— begin SUPPLIED DATA —
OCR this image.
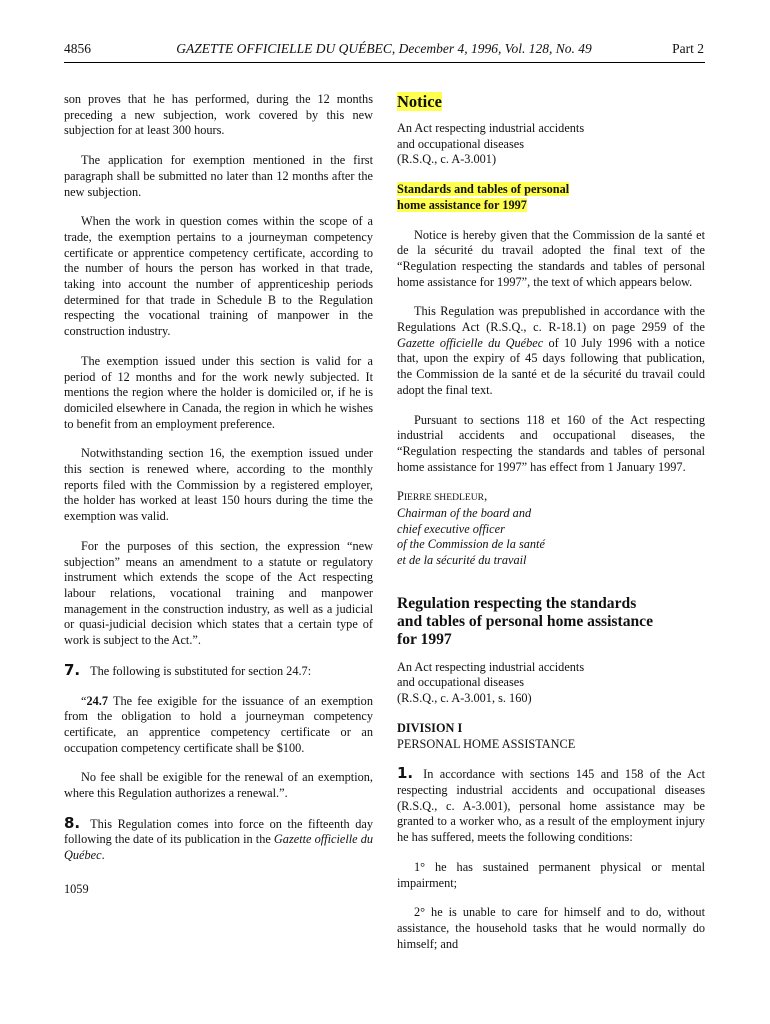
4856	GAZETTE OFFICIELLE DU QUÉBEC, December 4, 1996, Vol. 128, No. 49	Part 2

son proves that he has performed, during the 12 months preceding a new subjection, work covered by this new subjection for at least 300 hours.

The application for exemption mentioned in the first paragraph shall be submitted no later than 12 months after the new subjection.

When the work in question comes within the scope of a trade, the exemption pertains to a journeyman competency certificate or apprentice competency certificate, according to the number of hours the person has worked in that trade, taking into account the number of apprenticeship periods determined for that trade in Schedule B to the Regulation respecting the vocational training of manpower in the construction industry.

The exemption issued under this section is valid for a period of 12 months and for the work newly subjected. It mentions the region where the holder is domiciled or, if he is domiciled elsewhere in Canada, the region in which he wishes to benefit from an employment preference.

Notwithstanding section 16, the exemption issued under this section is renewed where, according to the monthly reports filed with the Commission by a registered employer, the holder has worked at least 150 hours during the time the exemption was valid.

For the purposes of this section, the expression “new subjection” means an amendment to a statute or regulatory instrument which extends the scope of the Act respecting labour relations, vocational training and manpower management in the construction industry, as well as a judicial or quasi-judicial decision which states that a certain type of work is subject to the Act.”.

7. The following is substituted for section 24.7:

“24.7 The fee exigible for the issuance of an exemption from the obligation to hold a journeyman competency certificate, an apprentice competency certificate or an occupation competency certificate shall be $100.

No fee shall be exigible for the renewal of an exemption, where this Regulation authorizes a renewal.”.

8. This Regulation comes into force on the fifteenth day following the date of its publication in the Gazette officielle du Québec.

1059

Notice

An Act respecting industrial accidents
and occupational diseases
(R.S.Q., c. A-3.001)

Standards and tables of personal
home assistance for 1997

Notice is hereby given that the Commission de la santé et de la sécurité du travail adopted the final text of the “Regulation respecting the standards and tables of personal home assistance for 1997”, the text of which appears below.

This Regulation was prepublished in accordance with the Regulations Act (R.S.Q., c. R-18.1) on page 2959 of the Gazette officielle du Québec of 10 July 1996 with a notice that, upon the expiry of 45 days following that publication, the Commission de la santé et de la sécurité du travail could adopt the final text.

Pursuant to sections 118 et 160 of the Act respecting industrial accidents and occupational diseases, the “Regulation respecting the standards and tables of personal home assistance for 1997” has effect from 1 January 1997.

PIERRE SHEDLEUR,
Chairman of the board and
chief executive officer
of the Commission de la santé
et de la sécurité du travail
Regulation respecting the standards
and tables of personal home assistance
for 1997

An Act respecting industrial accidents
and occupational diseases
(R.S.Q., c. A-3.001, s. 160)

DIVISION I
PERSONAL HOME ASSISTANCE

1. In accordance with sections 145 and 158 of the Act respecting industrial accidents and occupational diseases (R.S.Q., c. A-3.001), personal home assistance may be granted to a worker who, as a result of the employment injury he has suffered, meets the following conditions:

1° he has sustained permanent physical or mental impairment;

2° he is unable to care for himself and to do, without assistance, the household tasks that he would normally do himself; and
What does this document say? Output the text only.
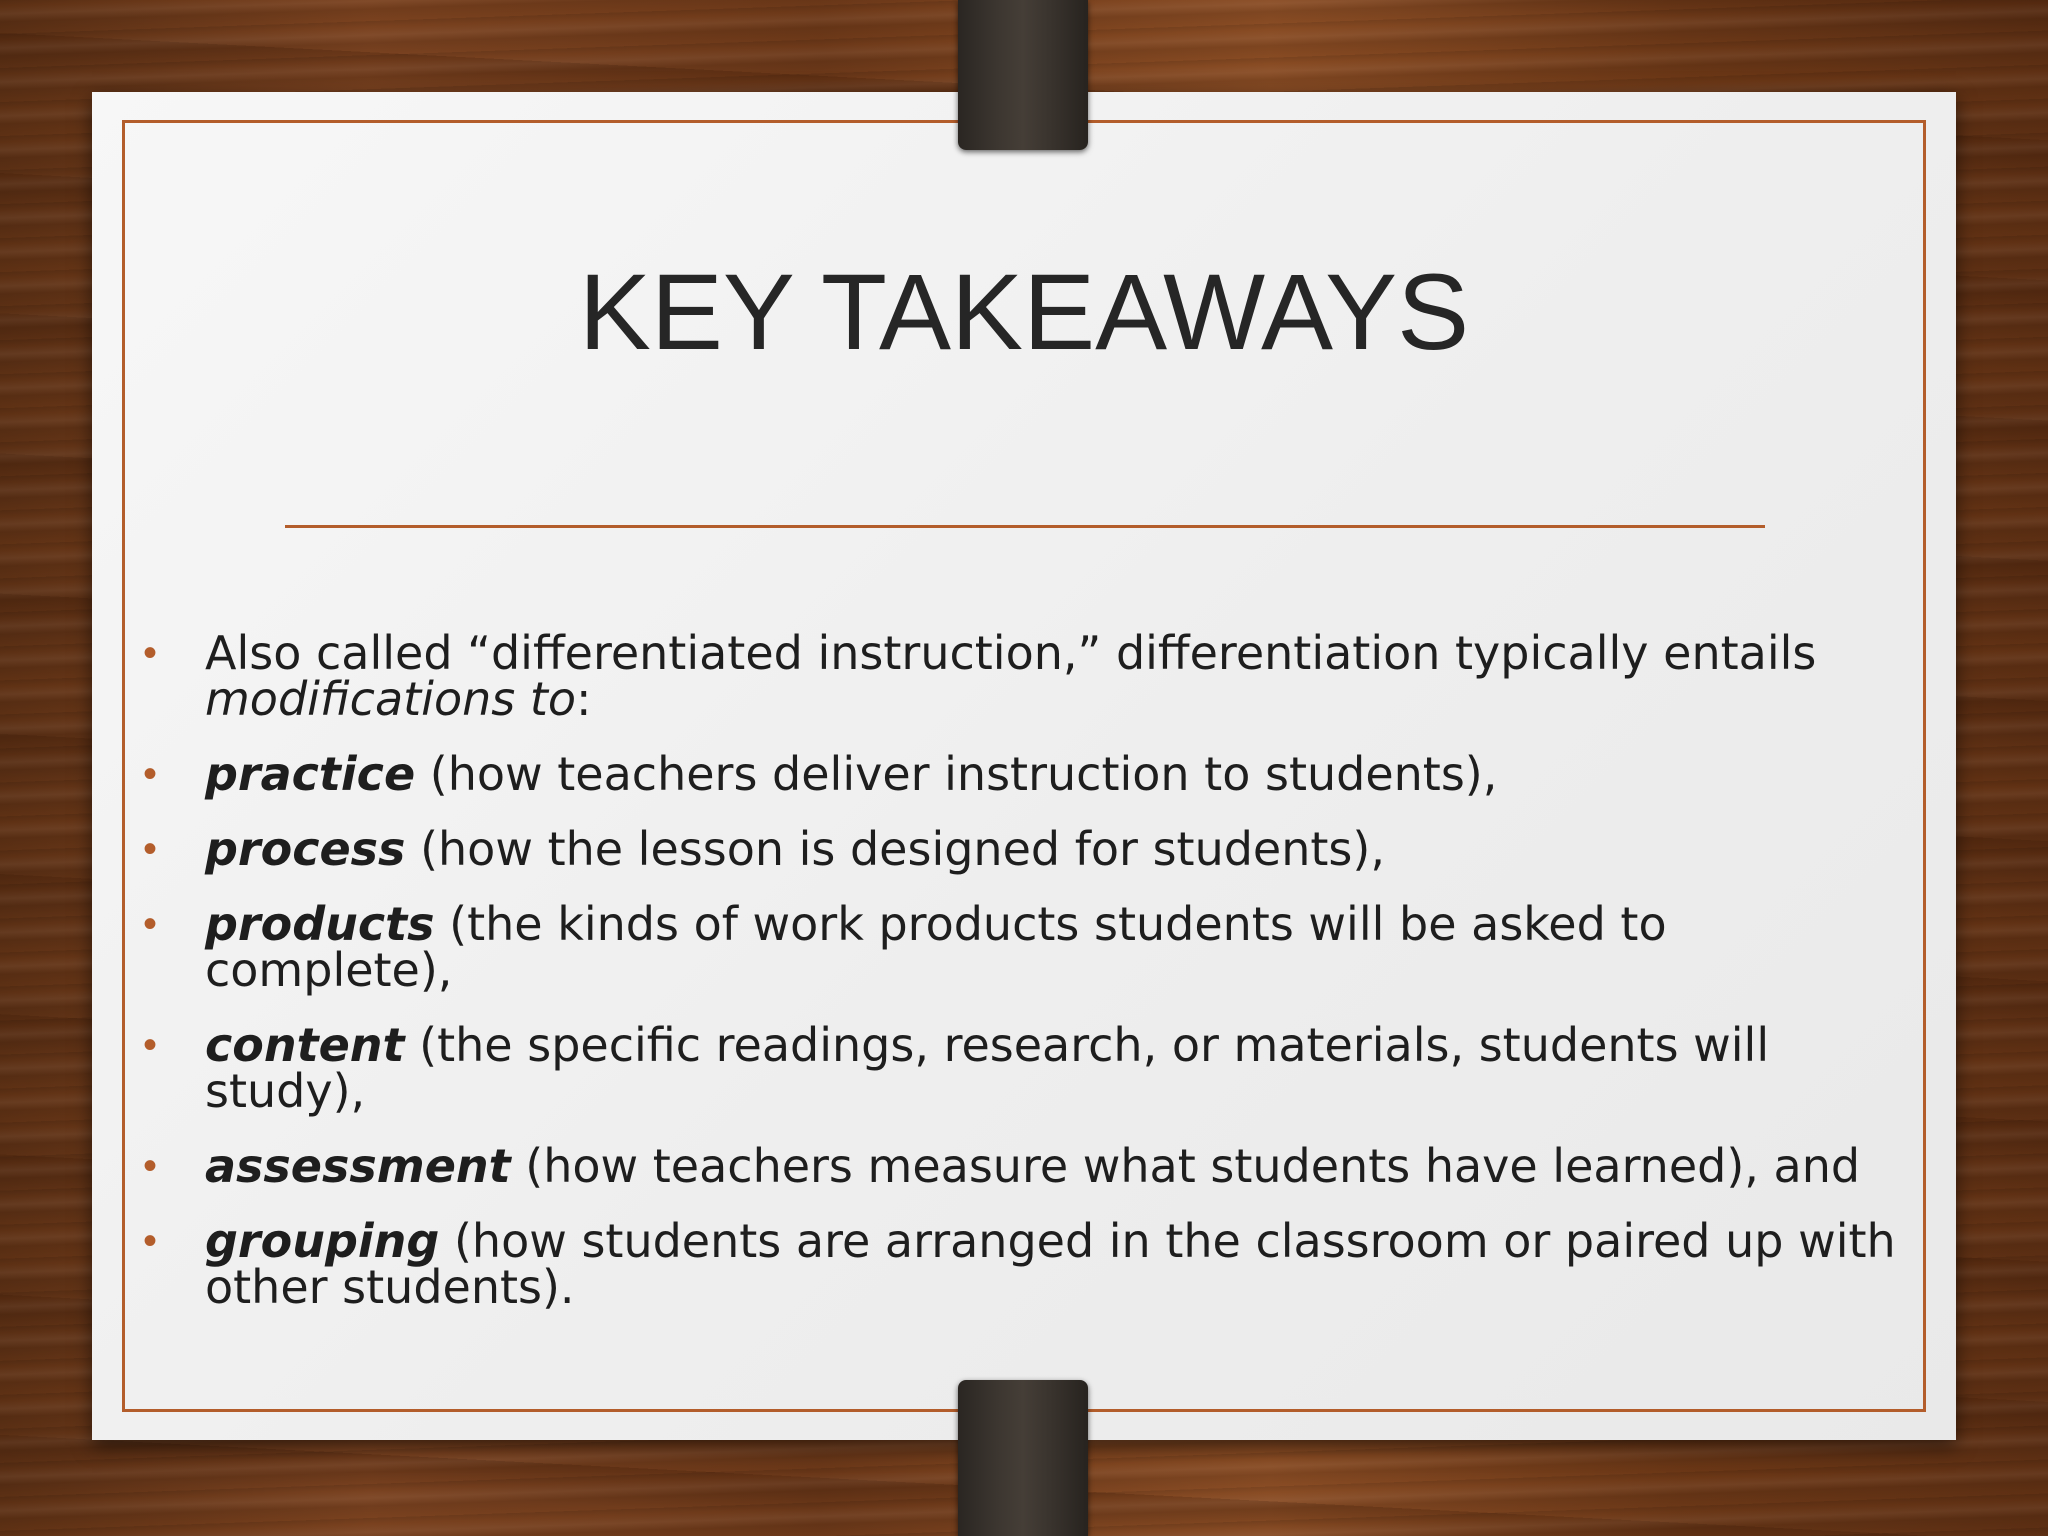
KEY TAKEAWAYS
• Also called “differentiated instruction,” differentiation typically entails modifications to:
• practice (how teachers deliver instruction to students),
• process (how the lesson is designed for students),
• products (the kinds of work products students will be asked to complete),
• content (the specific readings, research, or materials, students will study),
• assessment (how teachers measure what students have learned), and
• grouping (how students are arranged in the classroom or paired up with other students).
— end SUPPLIED DATA —
— begin SUPPLIED DATA —
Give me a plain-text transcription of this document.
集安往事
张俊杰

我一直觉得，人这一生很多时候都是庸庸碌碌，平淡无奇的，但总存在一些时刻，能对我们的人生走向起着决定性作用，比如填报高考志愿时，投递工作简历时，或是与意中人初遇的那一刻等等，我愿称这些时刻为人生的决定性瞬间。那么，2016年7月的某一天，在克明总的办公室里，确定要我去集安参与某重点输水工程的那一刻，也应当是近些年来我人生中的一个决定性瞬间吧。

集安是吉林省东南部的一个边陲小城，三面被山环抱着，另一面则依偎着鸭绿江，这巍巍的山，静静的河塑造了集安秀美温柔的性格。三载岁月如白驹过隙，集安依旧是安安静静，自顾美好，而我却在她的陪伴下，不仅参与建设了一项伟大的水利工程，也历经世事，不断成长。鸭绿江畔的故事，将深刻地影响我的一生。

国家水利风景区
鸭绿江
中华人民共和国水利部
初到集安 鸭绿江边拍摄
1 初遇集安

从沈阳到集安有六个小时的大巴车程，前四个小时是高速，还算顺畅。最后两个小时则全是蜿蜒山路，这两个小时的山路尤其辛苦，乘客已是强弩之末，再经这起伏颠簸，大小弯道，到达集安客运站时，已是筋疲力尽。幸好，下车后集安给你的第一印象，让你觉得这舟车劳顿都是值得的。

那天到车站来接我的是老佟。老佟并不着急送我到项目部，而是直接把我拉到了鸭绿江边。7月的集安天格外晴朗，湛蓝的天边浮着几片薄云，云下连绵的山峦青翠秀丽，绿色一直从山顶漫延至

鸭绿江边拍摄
— end SUPPLIED DATA —
- **REQUIRED WORK**
Which lines contain the word "employment"? Copy each one.

- **RESPONSE TO THE TASK**
The exemption issued under this section is valid for a period of 12 months and for the work newly subjected. It mentions the region where the holder is domiciled or, if he is domiciled elsewhere in Canada, the region in which he wishes to benefit from an employment preference.
1. In accordance with sections 145 and 158 of the Act respecting industrial accidents and occupational diseases (R.S.Q., c. A-3.001), personal home assistance may be granted to a worker who, as a result of the employment injury he has suffered, meets the following conditions:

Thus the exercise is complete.